Stated problem: Scan the lines below; pull out those with "Heliocentric".

Figure data in JSON:
──────
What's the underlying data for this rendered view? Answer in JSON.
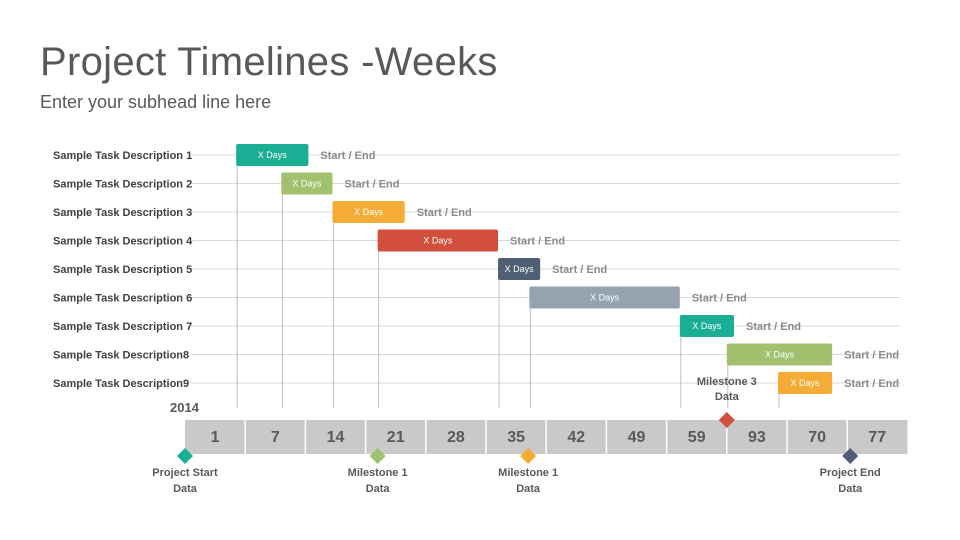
{
  "title": "Project Timelines -Weeks",
  "subtitle": "Enter your subhead line here",
  "year": "2014",
  "chart_data": {
    "type": "gantt",
    "axis_cells": [
      "1",
      "7",
      "14",
      "21",
      "28",
      "35",
      "42",
      "49",
      "59",
      "93",
      "70",
      "77"
    ],
    "tasks": [
      {
        "label": "Sample Task Description 1",
        "bar_label": "X Days",
        "end_label": "Start / End",
        "start": 0.85,
        "end": 2.05,
        "color": "#1aaf94"
      },
      {
        "label": "Sample Task Description 2",
        "bar_label": "X Days",
        "end_label": "Start / End",
        "start": 1.6,
        "end": 2.45,
        "color": "#a2c16f"
      },
      {
        "label": "Sample Task Description 3",
        "bar_label": "X Days",
        "end_label": "Start / End",
        "start": 2.45,
        "end": 3.65,
        "color": "#f5ac36"
      },
      {
        "label": "Sample Task Description 4",
        "bar_label": "X Days",
        "end_label": "Start / End",
        "start": 3.2,
        "end": 5.2,
        "color": "#d24f3d"
      },
      {
        "label": "Sample Task Description 5",
        "bar_label": "X Days",
        "end_label": "Start / End",
        "start": 5.2,
        "end": 5.9,
        "color": "#4e5f73"
      },
      {
        "label": "Sample Task Description 6",
        "bar_label": "X Days",
        "end_label": "Start / End",
        "start": 5.72,
        "end": 8.22,
        "color": "#95a3b1"
      },
      {
        "label": "Sample Task Description 7",
        "bar_label": "X Days",
        "end_label": "Start / End",
        "start": 8.22,
        "end": 9.12,
        "color": "#1aaf94"
      },
      {
        "label": "Sample Task Description8",
        "bar_label": "X Days",
        "end_label": "Start / End",
        "start": 9.0,
        "end": 10.75,
        "color": "#a2c16f"
      },
      {
        "label": "Sample Task Description9",
        "bar_label": "X Days",
        "end_label": "Start / End",
        "start": 9.85,
        "end": 10.75,
        "color": "#f5ac36"
      }
    ],
    "milestones": [
      {
        "lines": [
          "Project Start",
          "Data"
        ],
        "pos": 0.0,
        "color": "#1aaf94",
        "side": "below"
      },
      {
        "lines": [
          "Milestone 1",
          "Data"
        ],
        "pos": 3.2,
        "color": "#a2c16f",
        "side": "below"
      },
      {
        "lines": [
          "Milestone 1",
          "Data"
        ],
        "pos": 5.7,
        "color": "#f5ac36",
        "side": "below"
      },
      {
        "lines": [
          "Milestone 3",
          "Data"
        ],
        "pos": 9.0,
        "color": "#d24f3d",
        "side": "above"
      },
      {
        "lines": [
          "Project End",
          "Data"
        ],
        "pos": 11.05,
        "color": "#4e5f73",
        "side": "below"
      }
    ]
  }
}
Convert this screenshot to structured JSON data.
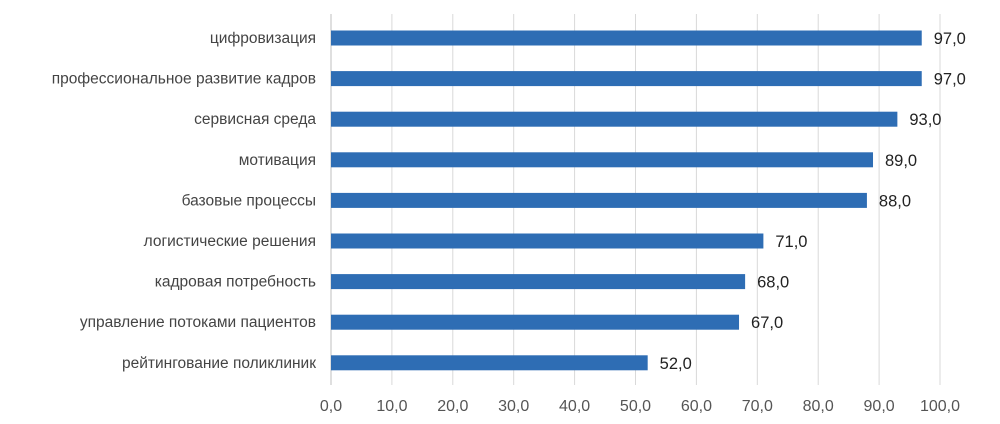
{
  "chart_data": {
    "type": "bar",
    "orientation": "horizontal",
    "categories": [
      "цифровизация",
      "профессиональное развитие кадров",
      "сервисная среда",
      "мотивация",
      "базовые процессы",
      "логистические решения",
      "кадровая потребность",
      "управление потоками пациентов",
      "рейтингование поликлиник"
    ],
    "values": [
      97,
      97,
      93,
      89,
      88,
      71,
      68,
      67,
      52
    ],
    "value_labels": [
      "97,0",
      "97,0",
      "93,0",
      "89,0",
      "88,0",
      "71,0",
      "68,0",
      "67,0",
      "52,0"
    ],
    "xlim": [
      0,
      100
    ],
    "x_ticks": [
      0,
      10,
      20,
      30,
      40,
      50,
      60,
      70,
      80,
      90,
      100
    ],
    "x_tick_labels": [
      "0,0",
      "10,0",
      "20,0",
      "30,0",
      "40,0",
      "50,0",
      "60,0",
      "70,0",
      "80,0",
      "90,0",
      "100,0"
    ],
    "title": "",
    "xlabel": "",
    "ylabel": "",
    "grid": "vertical",
    "legend": "none",
    "colors": {
      "bar": "#2e6db4",
      "grid": "#d9d9d9"
    }
  }
}
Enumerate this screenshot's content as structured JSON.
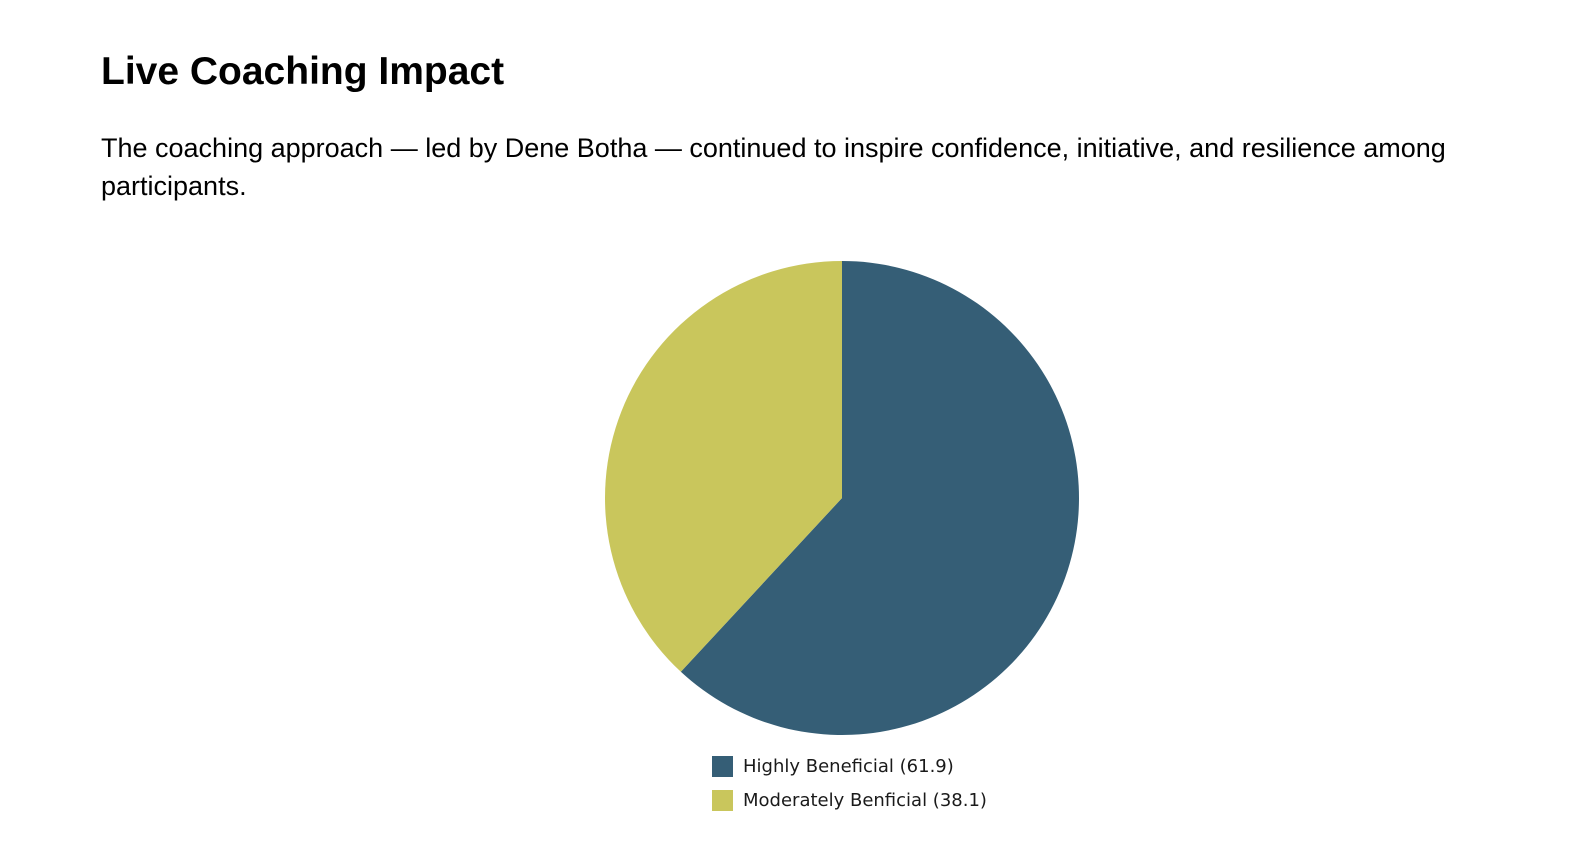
{
  "heading": {
    "title": "Live Coaching Impact",
    "description": "The coaching approach — led by Dene Botha — continued to inspire confidence, initiative, and resilience among participants."
  },
  "chart_data": {
    "type": "pie",
    "title": "",
    "slices": [
      {
        "label": "Highly Beneficial",
        "value": 61.9,
        "legend_label": "Highly Beneficial (61.9)",
        "color": "#355e76"
      },
      {
        "label": "Moderately Benficial",
        "value": 38.1,
        "legend_label": "Moderately Benficial (38.1)",
        "color": "#c9c65c"
      }
    ],
    "start_angle": "12 o'clock",
    "direction": "clockwise",
    "legend_position": "bottom-center"
  }
}
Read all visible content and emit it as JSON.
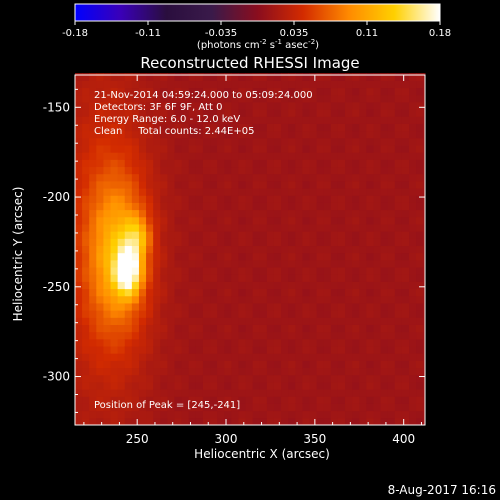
{
  "chart_data": {
    "type": "heatmap",
    "title": "Reconstructed RHESSI Image",
    "xlabel": "Heliocentric X (arcsec)",
    "ylabel": "Heliocentric Y (arcsec)",
    "xlim": [
      215,
      412
    ],
    "ylim": [
      -327,
      -132
    ],
    "x_ticks": [
      250,
      300,
      350,
      400
    ],
    "y_ticks": [
      -150,
      -200,
      -250,
      -300
    ],
    "colorbar": {
      "range": [
        -0.18,
        0.18
      ],
      "ticks": [
        "-0.18",
        "-0.11",
        "-0.035",
        "0.035",
        "0.11",
        "0.18"
      ],
      "unit_label": {
        "pre": "(photons cm",
        "exp1": "-2",
        "mid1": " s",
        "exp2": "-1",
        "mid2": " asec",
        "exp3": "-2",
        "post": ")"
      },
      "colormap": [
        "#0000ff",
        "#3a00b8",
        "#2a0e3e",
        "#3a1a4a",
        "#8a0d1e",
        "#d32b00",
        "#ff8a00",
        "#ffd000",
        "#ffffff"
      ]
    },
    "info_lines": [
      "21-Nov-2014 04:59:24.000 to 05:09:24.000",
      "Detectors: 3F 6F 9F, Att 0",
      "Energy Range: 6.0 - 12.0 keV",
      "Clean     Total counts: 2.44E+05"
    ],
    "peak_annotation": "Position of Peak = [245,-241]",
    "peak": {
      "x": 245,
      "y": -241,
      "value": 0.18
    },
    "background_level": 0.012,
    "sources": [
      {
        "x": 245,
        "y": -241,
        "amp": 0.12,
        "sx": 5,
        "sy": 9
      },
      {
        "x": 250,
        "y": -222,
        "amp": 0.06,
        "sx": 5,
        "sy": 8
      },
      {
        "x": 240,
        "y": -232,
        "amp": 0.07,
        "sx": 11,
        "sy": 28
      },
      {
        "x": 232,
        "y": -225,
        "amp": 0.045,
        "sx": 18,
        "sy": 60
      }
    ],
    "date_stamp": "8-Aug-2017 16:16"
  }
}
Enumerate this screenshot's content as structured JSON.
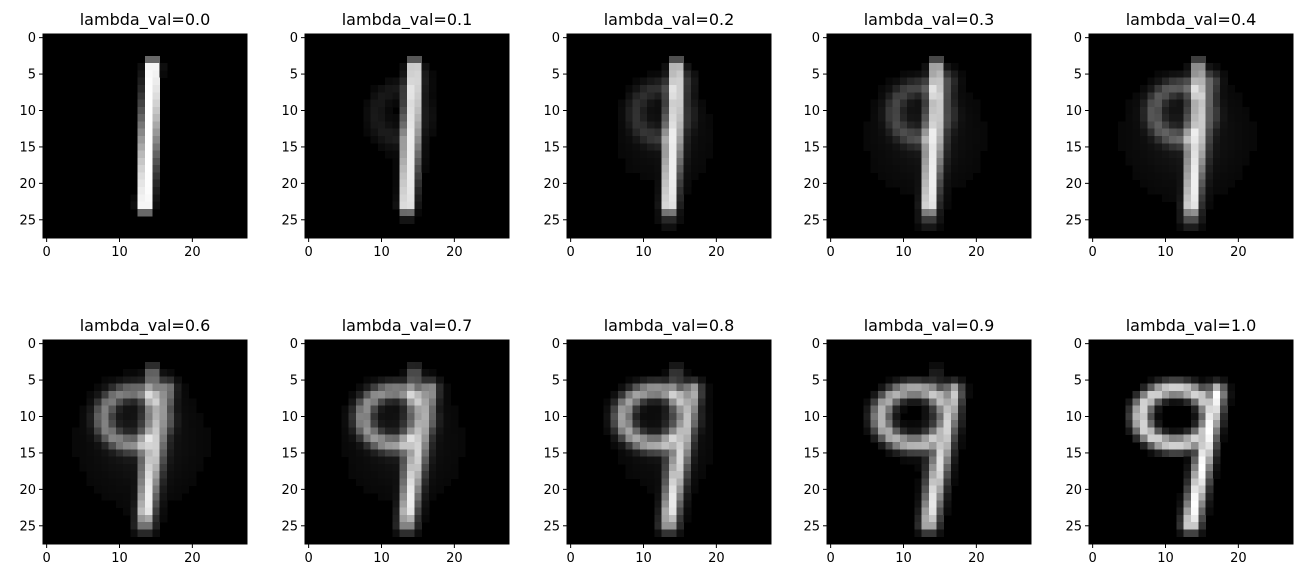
{
  "chart_data": {
    "type": "heatmap",
    "colormap": "gray",
    "image_size": [
      28,
      28
    ],
    "grid": false,
    "xlim": [
      -0.5,
      27.5
    ],
    "ylim": [
      27.5,
      -0.5
    ],
    "xticks": [
      0,
      10,
      20
    ],
    "yticks": [
      0,
      5,
      10,
      15,
      20,
      25
    ],
    "layout": {
      "rows": 2,
      "cols": 5
    },
    "panels": [
      {
        "title": "lambda_val=0.0",
        "lambda": 0.0
      },
      {
        "title": "lambda_val=0.1",
        "lambda": 0.1
      },
      {
        "title": "lambda_val=0.2",
        "lambda": 0.2
      },
      {
        "title": "lambda_val=0.3",
        "lambda": 0.3
      },
      {
        "title": "lambda_val=0.4",
        "lambda": 0.4
      },
      {
        "title": "lambda_val=0.6",
        "lambda": 0.6
      },
      {
        "title": "lambda_val=0.7",
        "lambda": 0.7
      },
      {
        "title": "lambda_val=0.8",
        "lambda": 0.8
      },
      {
        "title": "lambda_val=0.9",
        "lambda": 0.9
      },
      {
        "title": "lambda_val=1.0",
        "lambda": 1.0
      }
    ]
  }
}
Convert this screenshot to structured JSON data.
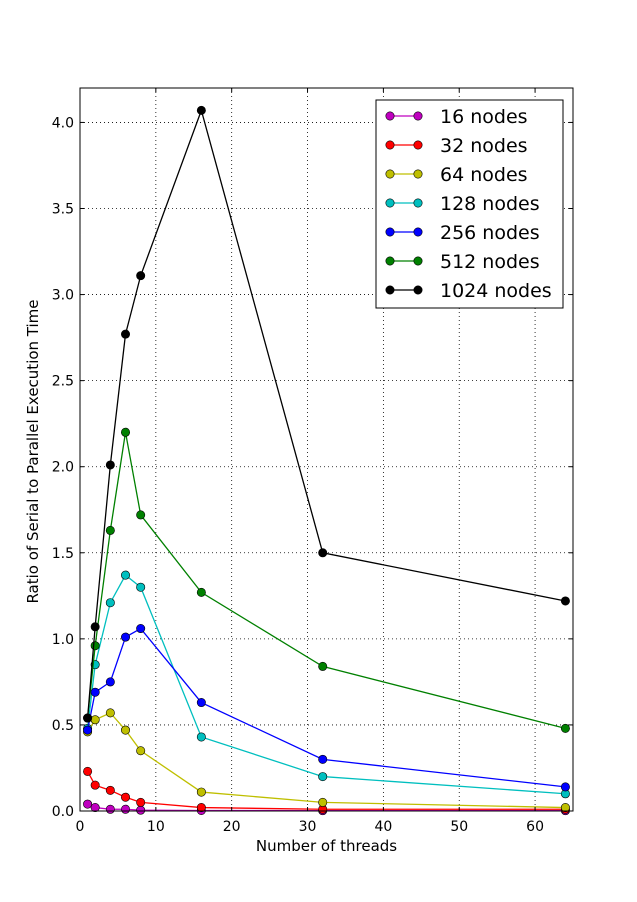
{
  "chart_data": {
    "type": "line",
    "xlabel": "Number of threads",
    "ylabel": "Ratio of Serial to Parallel Execution Time",
    "xlim": [
      0,
      65
    ],
    "ylim": [
      0,
      4.2
    ],
    "x_ticks": [
      0,
      10,
      20,
      30,
      40,
      50,
      60
    ],
    "y_ticks": [
      0.0,
      0.5,
      1.0,
      1.5,
      2.0,
      2.5,
      3.0,
      3.5,
      4.0
    ],
    "grid": true,
    "legend_position": "top-right",
    "x": [
      1,
      2,
      4,
      6,
      8,
      16,
      32,
      64
    ],
    "series": [
      {
        "name": "16 nodes",
        "color": "#bf00bf",
        "values": [
          0.04,
          0.02,
          0.01,
          0.01,
          0.005,
          0.003,
          0.002,
          0.002
        ]
      },
      {
        "name": "32 nodes",
        "color": "#ff0000",
        "values": [
          0.23,
          0.15,
          0.12,
          0.08,
          0.05,
          0.02,
          0.01,
          0.01
        ]
      },
      {
        "name": "64 nodes",
        "color": "#bfbf00",
        "values": [
          0.46,
          0.53,
          0.57,
          0.47,
          0.35,
          0.11,
          0.05,
          0.02
        ]
      },
      {
        "name": "128 nodes",
        "color": "#00bfbf",
        "values": [
          0.48,
          0.85,
          1.21,
          1.37,
          1.3,
          0.43,
          0.2,
          0.1
        ]
      },
      {
        "name": "256 nodes",
        "color": "#0000ff",
        "values": [
          0.47,
          0.69,
          0.75,
          1.01,
          1.06,
          0.63,
          0.3,
          0.14
        ]
      },
      {
        "name": "512 nodes",
        "color": "#008000",
        "values": [
          0.54,
          0.96,
          1.63,
          2.2,
          1.72,
          1.27,
          0.84,
          0.48
        ]
      },
      {
        "name": "1024 nodes",
        "color": "#000000",
        "values": [
          0.54,
          1.07,
          2.01,
          2.77,
          3.11,
          4.07,
          1.5,
          1.22
        ]
      }
    ]
  }
}
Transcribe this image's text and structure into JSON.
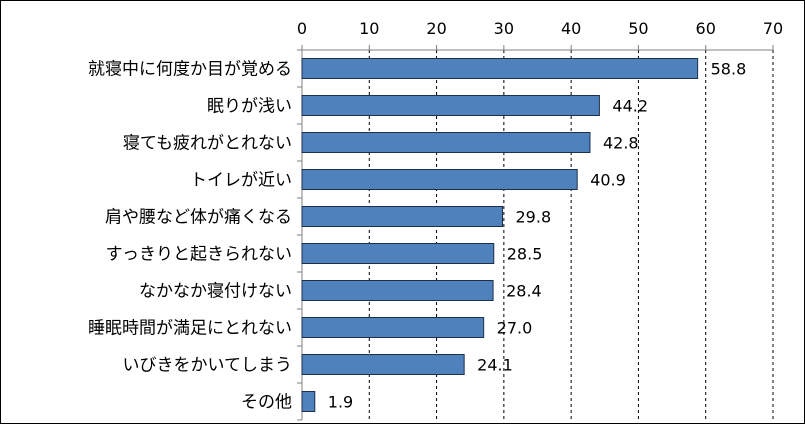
──────
Response to the task:
    "xlabel": "Heliocentric X (arcsec)",
    "ylabel": "Heliocentric Y (arcsec)",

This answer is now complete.